WHAT THE EXERCISE ASKS. Reproduce the entries below, substituting "R. Sikorski MEP" for every occurrence of "Radosław Sikorski MEP" and leaving everything else unchanged. Omit the pictures from your answer.
========
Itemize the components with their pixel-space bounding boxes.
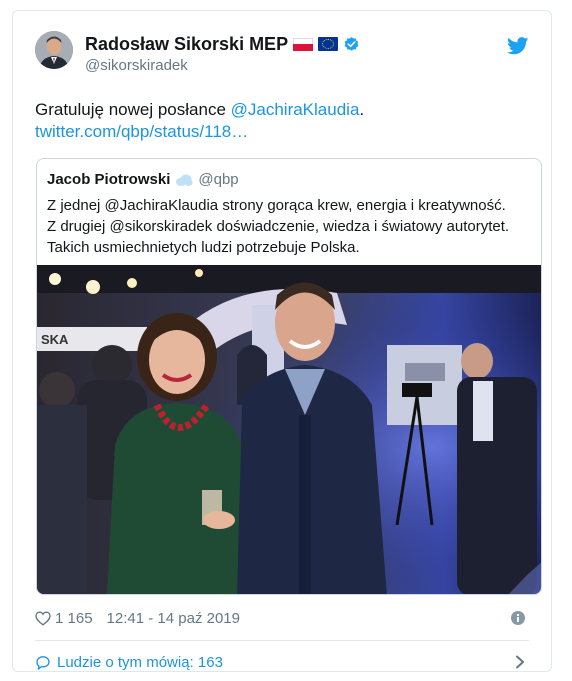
tweet-meta: 1 165 12:41 - 14 paź 2019 — [35, 608, 529, 628]
quoted-author-name: Jacob Piotrowski — [47, 171, 171, 188]
tweet-text-prefix: Gratuluję nowej posłance — [35, 100, 231, 119]
author-avatar[interactable] — [35, 31, 73, 69]
info-icon[interactable] — [511, 611, 525, 625]
heart-icon[interactable] — [35, 610, 51, 626]
author-names[interactable]: Radosław Sikorski MEP @sikorskiradek — [85, 33, 360, 74]
embedded-tweet-card: Radosław Sikorski MEP @sikorskiradek Gra… — [12, 10, 552, 672]
twitter-bird-icon[interactable] — [507, 37, 529, 55]
tweet-header: Radosław Sikorski MEP @sikorskiradek — [35, 31, 529, 77]
chevron-right-icon[interactable] — [515, 655, 525, 669]
quoted-line-3: Takich usmiechnietych ludzi potrzebuje P… — [47, 239, 360, 256]
author-display-name: Radosław Sikorski MEP — [85, 34, 289, 54]
comment-bubble-icon — [36, 655, 50, 670]
tweet-text: Gratuluję nowej posłance @JachiraKlaudia… — [35, 99, 529, 143]
quoted-author-handle: @qbp — [198, 171, 239, 188]
cloud-emoji-icon — [176, 174, 193, 186]
quoted-tweet[interactable]: Jacob Piotrowski @qbp Z jednej @JachiraK… — [36, 158, 542, 595]
flag-eu-icon — [318, 37, 339, 51]
tweet-text-suffix: . — [359, 100, 365, 119]
flag-pl-icon — [293, 37, 314, 51]
conversation-label[interactable]: Ludzie o tym mówią: 163 — [57, 654, 223, 671]
author-display-name-row: Radosław Sikorski MEP — [85, 33, 360, 55]
like-count[interactable]: 1 165 — [55, 610, 93, 627]
footer-divider — [35, 640, 529, 641]
verified-icon — [344, 36, 359, 51]
conversation-footer[interactable]: Ludzie o tym mówią: 163 — [35, 651, 529, 673]
quoted-tweet-text: Z jednej @JachiraKlaudia strony gorąca k… — [47, 195, 531, 258]
author-handle: @sikorskiradek — [85, 57, 188, 74]
quoted-tweet-photo[interactable]: SKA — [37, 265, 541, 594]
tweet-url-link[interactable]: twitter.com/qbp/status/118… — [35, 122, 248, 141]
quoted-line-1: Z jednej @JachiraKlaudia strony gorąca k… — [47, 197, 506, 214]
tweet-mention-link[interactable]: @JachiraKlaudia — [231, 100, 360, 119]
svg-text:SKA: SKA — [41, 332, 69, 347]
quoted-line-2: Z drugiej @sikorskiradek doświadczenie, … — [47, 218, 510, 235]
tweet-timestamp[interactable]: 12:41 - 14 paź 2019 — [107, 610, 240, 627]
quoted-tweet-header: Jacob Piotrowski @qbp — [47, 171, 239, 188]
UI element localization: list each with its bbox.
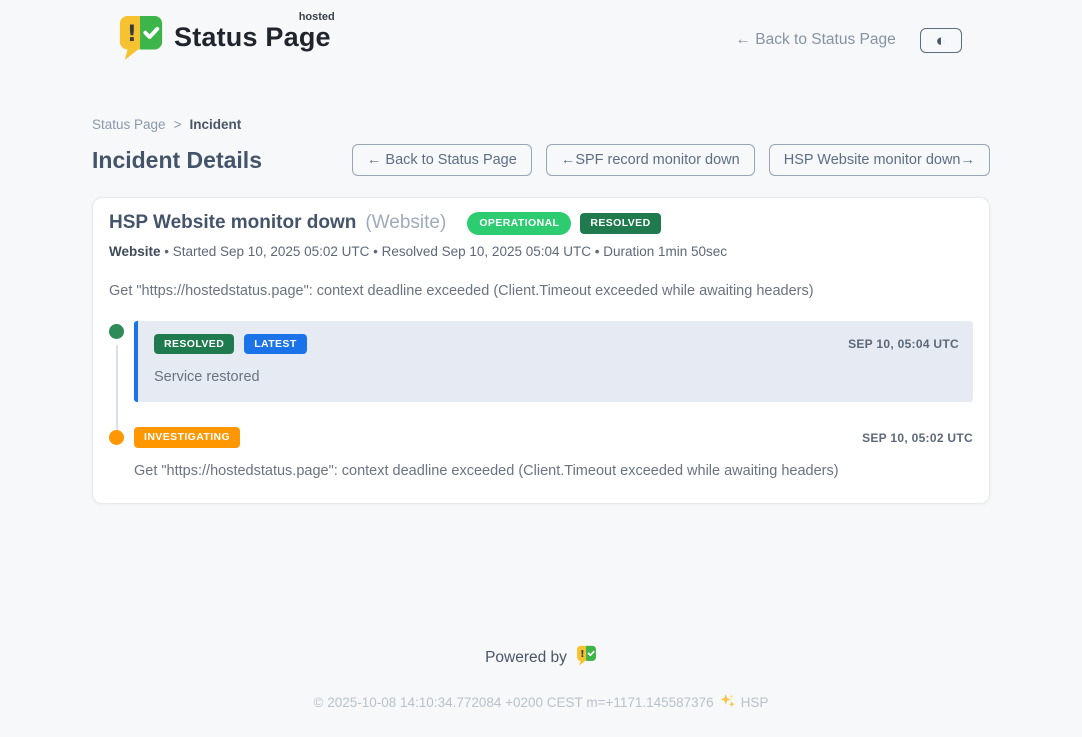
next-incident-button[interactable]: HSP Website monitor down→ <box>769 144 990 176</box>
incident-meta-details: • Started Sep 10, 2025 05:02 UTC • Resol… <box>164 244 727 259</box>
title-row: Incident Details ← Back to Status Page ←… <box>92 144 990 176</box>
incident-meta: Website • Started Sep 10, 2025 05:02 UTC… <box>109 244 973 259</box>
header: ! Status Page hosted ← Back to Status Pa… <box>0 0 1082 66</box>
copyright-suffix: HSP <box>741 695 769 710</box>
timeline-timestamp: SEP 10, 05:04 UTC <box>848 337 959 351</box>
copyright-text: © 2025-10-08 14:10:34.772084 +0200 CEST … <box>314 695 714 710</box>
incident-nav-buttons: ← Back to Status Page ←SPF record monito… <box>352 144 990 176</box>
timeline-entry-resolved: RESOLVED LATEST SEP 10, 05:04 UTC Servic… <box>109 321 973 403</box>
sparkles-icon <box>719 692 736 712</box>
statuspage-logo-icon-small: ! <box>576 645 597 671</box>
back-to-status-page-button[interactable]: ← Back to Status Page <box>352 144 532 176</box>
svg-text:!: ! <box>580 649 585 660</box>
incident-title-row: HSP Website monitor down (Website) OPERA… <box>109 212 973 235</box>
incident-component-label: (Website) <box>365 212 446 234</box>
logo-wordmark: Status Page hosted <box>174 14 331 53</box>
breadcrumb-separator: > <box>174 117 182 132</box>
incident-timeline: RESOLVED LATEST SEP 10, 05:04 UTC Servic… <box>109 321 973 479</box>
incident-meta-component: Website <box>109 244 161 259</box>
logo-text: Status Page <box>174 22 331 52</box>
incident-card: HSP Website monitor down (Website) OPERA… <box>92 197 990 504</box>
statuspage-logo[interactable]: ! Status Page hosted <box>118 14 331 66</box>
timeline-dot-investigating <box>109 430 124 445</box>
timeline-update-plain: INVESTIGATING SEP 10, 05:02 UTC Get "htt… <box>134 427 973 479</box>
svg-text:!: ! <box>127 22 137 47</box>
timeline-timestamp: SEP 10, 05:02 UTC <box>862 431 973 445</box>
timeline-update-card: RESOLVED LATEST SEP 10, 05:04 UTC Servic… <box>134 321 973 403</box>
breadcrumb-status-page[interactable]: Status Page <box>92 117 166 132</box>
prev-incident-button[interactable]: ←SPF record monitor down <box>546 144 755 176</box>
theme-toggle-button[interactable]: ◐ <box>920 28 962 53</box>
resolved-badge: RESOLVED <box>154 334 234 355</box>
latest-badge: LATEST <box>244 334 306 355</box>
powered-by-label: Powered by <box>485 649 567 667</box>
footer: Powered by ! © 2025-10-08 14:10:34.77208… <box>0 645 1082 737</box>
header-back-link[interactable]: ← Back to Status Page <box>735 31 895 49</box>
timeline-dot-resolved <box>109 324 124 339</box>
logo-hosted-label: hosted <box>299 11 335 23</box>
header-right: ← Back to Status Page ◐ <box>735 28 962 53</box>
copyright-line: © 2025-10-08 14:10:34.772084 +0200 CEST … <box>0 692 1082 712</box>
main-content: Status Page > Incident Incident Details … <box>92 117 990 504</box>
contrast-icon: ◐ <box>936 31 946 50</box>
incident-title: HSP Website monitor down <box>109 212 356 234</box>
powered-by-link[interactable]: Powered by ! <box>0 645 1082 671</box>
statuspage-logo-icon: ! <box>118 14 164 66</box>
incident-description: Get "https://hostedstatus.page": context… <box>109 283 973 299</box>
timeline-message: Get "https://hostedstatus.page": context… <box>134 463 973 479</box>
timeline-badge-row: RESOLVED LATEST <box>154 334 957 355</box>
page-title: Incident Details <box>92 147 262 174</box>
timeline-entry-investigating: INVESTIGATING SEP 10, 05:02 UTC Get "htt… <box>109 427 973 479</box>
breadcrumb: Status Page > Incident <box>92 117 990 132</box>
timeline-badge-row: INVESTIGATING <box>134 427 973 448</box>
resolved-state-badge: RESOLVED <box>580 213 660 234</box>
timeline-message: Service restored <box>154 369 957 385</box>
investigating-badge: INVESTIGATING <box>134 427 240 448</box>
operational-status-badge: OPERATIONAL <box>467 212 571 235</box>
breadcrumb-incident: Incident <box>189 117 241 132</box>
page: ! Status Page hosted ← Back to Status Pa… <box>0 0 1082 737</box>
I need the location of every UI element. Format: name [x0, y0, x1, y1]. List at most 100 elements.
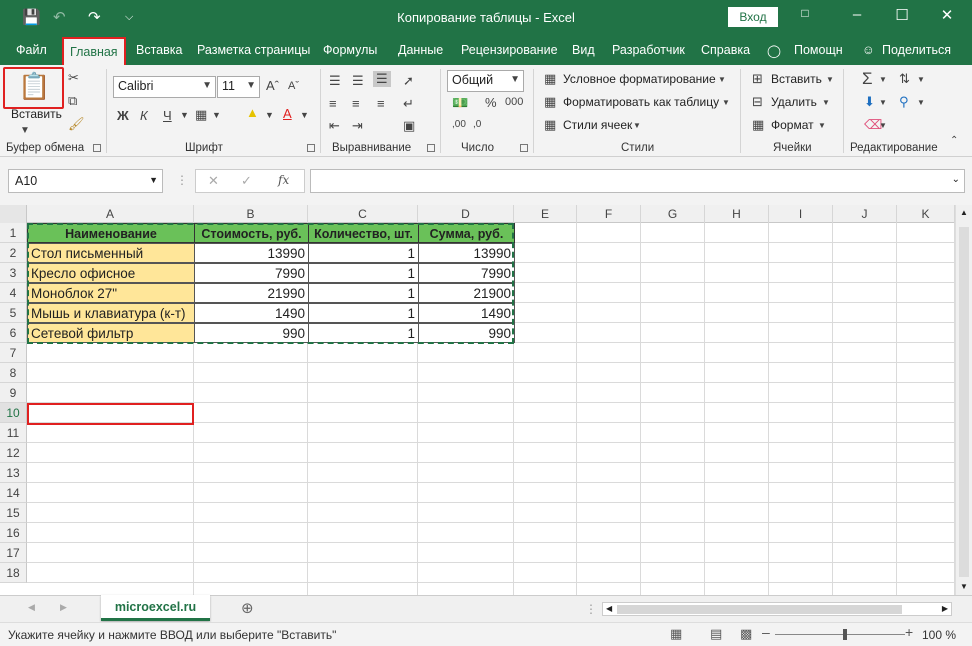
========
WRITTEN RESPONSE.
Itemize the components with their pixel-space bounding boxes.
tweet-meta: 1 165 12:41 - 14 paź 2019 — [35, 608, 529, 628]
quoted-author-name: Jacob Piotrowski — [47, 171, 171, 188]
tweet-text-prefix: Gratuluję nowej posłance — [35, 100, 231, 119]
author-avatar[interactable] — [35, 31, 73, 69]
info-icon[interactable] — [511, 611, 525, 625]
heart-icon[interactable] — [35, 610, 51, 626]
author-names[interactable]: R. Sikorski MEP @sikorskiradek — [85, 33, 360, 74]
embedded-tweet-card: R. Sikorski MEP @sikorskiradek Gra… — [12, 10, 552, 672]
twitter-bird-icon[interactable] — [507, 37, 529, 55]
tweet-header: R. Sikorski MEP @sikorskiradek — [35, 31, 529, 77]
chevron-right-icon[interactable] — [515, 655, 525, 669]
quoted-line-3: Takich usmiechnietych ludzi potrzebuje P… — [47, 239, 360, 256]
author-display-name: R. Sikorski MEP — [85, 34, 289, 54]
comment-bubble-icon — [36, 655, 50, 670]
tweet-text: Gratuluję nowej posłance @JachiraKlaudia… — [35, 99, 529, 143]
quoted-author-handle: @qbp — [198, 171, 239, 188]
cloud-emoji-icon — [176, 174, 193, 186]
quoted-tweet[interactable]: Jacob Piotrowski @qbp Z jednej @JachiraK… — [36, 158, 542, 595]
flag-eu-icon — [318, 37, 339, 51]
tweet-text-suffix: . — [359, 100, 365, 119]
flag-pl-icon — [293, 37, 314, 51]
conversation-label[interactable]: Ludzie o tym mówią: 163 — [57, 654, 223, 671]
author-display-name-row: R. Sikorski MEP — [85, 33, 360, 55]
like-count[interactable]: 1 165 — [55, 610, 93, 627]
footer-divider — [35, 640, 529, 641]
verified-icon — [344, 36, 359, 51]
conversation-footer[interactable]: Ludzie o tym mówią: 163 — [35, 651, 529, 673]
quoted-tweet-text: Z jednej @JachiraKlaudia strony gorąca k… — [47, 195, 531, 258]
author-handle: @sikorskiradek — [85, 57, 188, 74]
quoted-tweet-photo[interactable]: SKA — [37, 265, 541, 594]
tweet-url-link[interactable]: twitter.com/qbp/status/118… — [35, 122, 248, 141]
quoted-line-1: Z jednej @JachiraKlaudia strony gorąca k… — [47, 197, 506, 214]
tweet-mention-link[interactable]: @JachiraKlaudia — [231, 100, 360, 119]
svg-text:SKA: SKA — [41, 332, 69, 347]
quoted-line-2: Z drugiej @sikorskiradek doświadczenie, … — [47, 218, 510, 235]
tweet-timestamp[interactable]: 12:41 - 14 paź 2019 — [107, 610, 240, 627]
quoted-tweet-header: Jacob Piotrowski @qbp — [47, 171, 239, 188]
UI element localization: list each with its bbox.
next-incident-button[interactable]: HSP Website monitor down→ <box>769 144 990 176</box>
incident-meta-details: • Started Sep 10, 2025 05:02 UTC • Resol… <box>164 244 727 259</box>
title-row: Incident Details ← Back to Status Page ←… <box>92 144 990 176</box>
incident-meta: Website • Started Sep 10, 2025 05:02 UTC… <box>109 244 973 259</box>
header: ! Status Page hosted ← Back to Status Pa… <box>0 0 1082 66</box>
copyright-suffix: HSP <box>741 695 769 710</box>
timeline-timestamp: SEP 10, 05:04 UTC <box>848 337 959 351</box>
copyright-text: © 2025-10-08 14:10:34.772084 +0200 CEST … <box>314 695 714 710</box>
incident-nav-buttons: ← Back to Status Page ←SPF record monito… <box>352 144 990 176</box>
timeline-entry-resolved: RESOLVED LATEST SEP 10, 05:04 UTC Servic… <box>109 321 973 403</box>
sparkles-icon <box>719 692 736 712</box>
statuspage-logo-icon-small: ! <box>576 645 597 671</box>
back-to-status-page-button[interactable]: ← Back to Status Page <box>352 144 532 176</box>
svg-text:!: ! <box>580 649 585 660</box>
incident-title-row: HSP Website monitor down (Website) OPERA… <box>109 212 973 235</box>
incident-component-label: (Website) <box>365 212 446 234</box>
logo-wordmark: Status Page hosted <box>174 14 331 53</box>
breadcrumb-separator: > <box>174 117 182 132</box>
incident-timeline: RESOLVED LATEST SEP 10, 05:04 UTC Servic… <box>109 321 973 479</box>
incident-meta-component: Website <box>109 244 161 259</box>
logo-text: Status Page <box>174 22 331 52</box>
incident-card: HSP Website monitor down (Website) OPERA… <box>92 197 990 504</box>
statuspage-logo[interactable]: ! Status Page hosted <box>118 14 331 66</box>
timeline-dot-investigating <box>109 430 124 445</box>
timeline-update-plain: INVESTIGATING SEP 10, 05:02 UTC Get "htt… <box>134 427 973 479</box>
svg-text:!: ! <box>127 22 137 47</box>
timeline-timestamp: SEP 10, 05:02 UTC <box>862 431 973 445</box>
timeline-update-card: RESOLVED LATEST SEP 10, 05:04 UTC Servic… <box>134 321 973 403</box>
breadcrumb-status-page[interactable]: Status Page <box>92 117 166 132</box>
prev-incident-button[interactable]: ←SPF record monitor down <box>546 144 755 176</box>
theme-toggle-button[interactable]: ◐ <box>920 28 962 53</box>
resolved-badge: RESOLVED <box>154 334 234 355</box>
latest-badge: LATEST <box>244 334 306 355</box>
powered-by-label: Powered by <box>485 649 567 667</box>
footer: Powered by ! © 2025-10-08 14:10:34.77208… <box>0 645 1082 737</box>
header-back-link[interactable]: ← Back to Status Page <box>735 31 895 49</box>
timeline-dot-resolved <box>109 324 124 339</box>
logo-hosted-label: hosted <box>299 11 335 23</box>
header-right: ← Back to Status Page ◐ <box>735 28 962 53</box>
copyright-line: © 2025-10-08 14:10:34.772084 +0200 CEST … <box>0 692 1082 712</box>
main-content: Status Page > Incident Incident Details … <box>92 117 990 504</box>
contrast-icon: ◐ <box>936 31 946 50</box>
incident-title: HSP Website monitor down <box>109 212 356 234</box>
powered-by-link[interactable]: Powered by ! <box>0 645 1082 671</box>
statuspage-logo-icon: ! <box>118 14 164 66</box>
incident-description: Get "https://hostedstatus.page": context… <box>109 283 973 299</box>
timeline-message: Get "https://hostedstatus.page": context… <box>134 463 973 479</box>
timeline-badge-row: RESOLVED LATEST <box>154 334 957 355</box>
page-title: Incident Details <box>92 147 262 174</box>
timeline-entry-investigating: INVESTIGATING SEP 10, 05:02 UTC Get "htt… <box>109 427 973 479</box>
breadcrumb: Status Page > Incident <box>92 117 990 132</box>
timeline-badge-row: INVESTIGATING <box>134 427 973 448</box>
resolved-state-badge: RESOLVED <box>580 213 660 234</box>
timeline-message: Service restored <box>154 369 957 385</box>
investigating-badge: INVESTIGATING <box>134 427 240 448</box>
operational-status-badge: OPERATIONAL <box>467 212 571 235</box>
breadcrumb-incident: Incident <box>189 117 241 132</box>
page: ! Status Page hosted ← Back to Status Pa… <box>0 0 1082 737</box>
I need the location of every UI element. Format: name [x0, y0, x1, y1]. List at most 100 elements.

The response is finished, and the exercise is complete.